- **STATED GOAL**: Copy out all the data, word for word.

Entries with figure data
· · ·

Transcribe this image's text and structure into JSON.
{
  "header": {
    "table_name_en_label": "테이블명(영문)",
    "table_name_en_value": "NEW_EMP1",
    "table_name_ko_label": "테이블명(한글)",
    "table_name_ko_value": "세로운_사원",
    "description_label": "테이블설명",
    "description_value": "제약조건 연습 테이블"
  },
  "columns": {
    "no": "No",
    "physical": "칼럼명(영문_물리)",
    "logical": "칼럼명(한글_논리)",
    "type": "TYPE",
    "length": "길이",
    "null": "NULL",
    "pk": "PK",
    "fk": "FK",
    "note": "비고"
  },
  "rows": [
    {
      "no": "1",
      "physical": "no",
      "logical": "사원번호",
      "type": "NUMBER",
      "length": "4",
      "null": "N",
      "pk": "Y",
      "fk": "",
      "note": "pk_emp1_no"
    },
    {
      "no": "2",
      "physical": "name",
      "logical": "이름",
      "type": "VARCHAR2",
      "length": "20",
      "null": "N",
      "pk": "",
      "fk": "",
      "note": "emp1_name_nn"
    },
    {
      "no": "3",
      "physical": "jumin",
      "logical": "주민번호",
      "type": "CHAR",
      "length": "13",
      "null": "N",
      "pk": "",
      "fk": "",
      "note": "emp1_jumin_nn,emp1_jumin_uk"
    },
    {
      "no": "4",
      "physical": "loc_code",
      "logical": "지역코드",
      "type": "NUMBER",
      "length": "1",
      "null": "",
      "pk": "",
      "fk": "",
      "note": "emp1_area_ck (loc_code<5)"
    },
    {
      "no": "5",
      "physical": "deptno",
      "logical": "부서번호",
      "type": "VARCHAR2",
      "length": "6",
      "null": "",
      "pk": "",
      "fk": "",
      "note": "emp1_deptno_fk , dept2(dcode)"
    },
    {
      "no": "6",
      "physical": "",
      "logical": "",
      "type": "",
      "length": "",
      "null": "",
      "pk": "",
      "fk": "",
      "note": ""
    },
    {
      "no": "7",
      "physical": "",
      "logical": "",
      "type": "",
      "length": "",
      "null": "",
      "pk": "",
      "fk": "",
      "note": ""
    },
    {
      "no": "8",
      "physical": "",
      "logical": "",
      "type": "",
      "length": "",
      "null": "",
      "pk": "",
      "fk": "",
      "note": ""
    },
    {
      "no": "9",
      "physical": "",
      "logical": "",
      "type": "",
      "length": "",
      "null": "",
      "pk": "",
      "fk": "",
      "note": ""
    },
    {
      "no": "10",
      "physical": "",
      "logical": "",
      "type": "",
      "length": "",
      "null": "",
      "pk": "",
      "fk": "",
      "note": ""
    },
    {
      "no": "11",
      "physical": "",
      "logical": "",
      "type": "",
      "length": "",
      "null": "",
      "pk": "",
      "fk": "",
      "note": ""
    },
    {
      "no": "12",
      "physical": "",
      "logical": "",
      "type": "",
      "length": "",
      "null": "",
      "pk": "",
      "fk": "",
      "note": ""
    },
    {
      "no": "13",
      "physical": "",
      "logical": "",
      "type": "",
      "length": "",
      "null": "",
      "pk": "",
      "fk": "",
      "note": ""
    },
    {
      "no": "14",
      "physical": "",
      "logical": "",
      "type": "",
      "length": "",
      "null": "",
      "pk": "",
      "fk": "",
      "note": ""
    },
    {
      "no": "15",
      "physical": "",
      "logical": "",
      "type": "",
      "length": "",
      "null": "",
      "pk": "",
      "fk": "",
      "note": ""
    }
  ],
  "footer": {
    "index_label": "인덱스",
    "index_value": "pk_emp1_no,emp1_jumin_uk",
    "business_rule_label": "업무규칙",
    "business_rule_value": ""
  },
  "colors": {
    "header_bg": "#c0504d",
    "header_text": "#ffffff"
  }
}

· · ·

- **THE REPLY**:
Transcribe this image's text and structure into JSON.
{
  "header": {
    "table_name_en_label": "테이블명(영문)",
    "table_name_en_value": "NEW_EMP1",
    "table_name_ko_label": "테이블명(한글)",
    "table_name_ko_value": "세로운_사원",
    "description_label": "테이블설명",
    "description_value": "제약조건 연습 테이블"
  },
  "columns": {
    "no": "No",
    "physical": "칼럼명(영문_물리)",
    "logical": "칼럼명(한글_논리)",
    "type": "TYPE",
    "length": "길이",
    "null": "NULL",
    "pk": "PK",
    "fk": "FK",
    "note": "비고"
  },
  "rows": [
    {
      "no": "1",
      "physical": "no",
      "logical": "사원번호",
      "type": "NUMBER",
      "length": "4",
      "null": "N",
      "pk": "Y",
      "fk": "",
      "note": "pk_emp1_no"
    },
    {
      "no": "2",
      "physical": "name",
      "logical": "이름",
      "type": "VARCHAR2",
      "length": "20",
      "null": "N",
      "pk": "",
      "fk": "",
      "note": "emp1_name_nn"
    },
    {
      "no": "3",
      "physical": "jumin",
      "logical": "주민번호",
      "type": "CHAR",
      "length": "13",
      "null": "N",
      "pk": "",
      "fk": "",
      "note": "emp1_jumin_nn,emp1_jumin_uk"
    },
    {
      "no": "4",
      "physical": "loc_code",
      "logical": "지역코드",
      "type": "NUMBER",
      "length": "1",
      "null": "",
      "pk": "",
      "fk": "",
      "note": "emp1_area_ck (loc_code<5)"
    },
    {
      "no": "5",
      "physical": "deptno",
      "logical": "부서번호",
      "type": "VARCHAR2",
      "length": "6",
      "null": "",
      "pk": "",
      "fk": "",
      "note": "emp1_deptno_fk , dept2(dcode)"
    },
    {
      "no": "6",
      "physical": "",
      "logical": "",
      "type": "",
      "length": "",
      "null": "",
      "pk": "",
      "fk": "",
      "note": ""
    },
    {
      "no": "7",
      "physical": "",
      "logical": "",
      "type": "",
      "length": "",
      "null": "",
      "pk": "",
      "fk": "",
      "note": ""
    },
    {
      "no": "8",
      "physical": "",
      "logical": "",
      "type": "",
      "length": "",
      "null": "",
      "pk": "",
      "fk": "",
      "note": ""
    },
    {
      "no": "9",
      "physical": "",
      "logical": "",
      "type": "",
      "length": "",
      "null": "",
      "pk": "",
      "fk": "",
      "note": ""
    },
    {
      "no": "10",
      "physical": "",
      "logical": "",
      "type": "",
      "length": "",
      "null": "",
      "pk": "",
      "fk": "",
      "note": ""
    },
    {
      "no": "11",
      "physical": "",
      "logical": "",
      "type": "",
      "length": "",
      "null": "",
      "pk": "",
      "fk": "",
      "note": ""
    },
    {
      "no": "12",
      "physical": "",
      "logical": "",
      "type": "",
      "length": "",
      "null": "",
      "pk": "",
      "fk": "",
      "note": ""
    },
    {
      "no": "13",
      "physical": "",
      "logical": "",
      "type": "",
      "length": "",
      "null": "",
      "pk": "",
      "fk": "",
      "note": ""
    },
    {
      "no": "14",
      "physical": "",
      "logical": "",
      "type": "",
      "length": "",
      "null": "",
      "pk": "",
      "fk": "",
      "note": ""
    },
    {
      "no": "15",
      "physical": "",
      "logical": "",
      "type": "",
      "length": "",
      "null": "",
      "pk": "",
      "fk": "",
      "note": ""
    }
  ],
  "footer": {
    "index_label": "인덱스",
    "index_value": "pk_emp1_no,emp1_jumin_uk",
    "business_rule_label": "업무규칙",
    "business_rule_value": ""
  },
  "colors": {
    "header_bg": "#c0504d",
    "header_text": "#ffffff"
  }
}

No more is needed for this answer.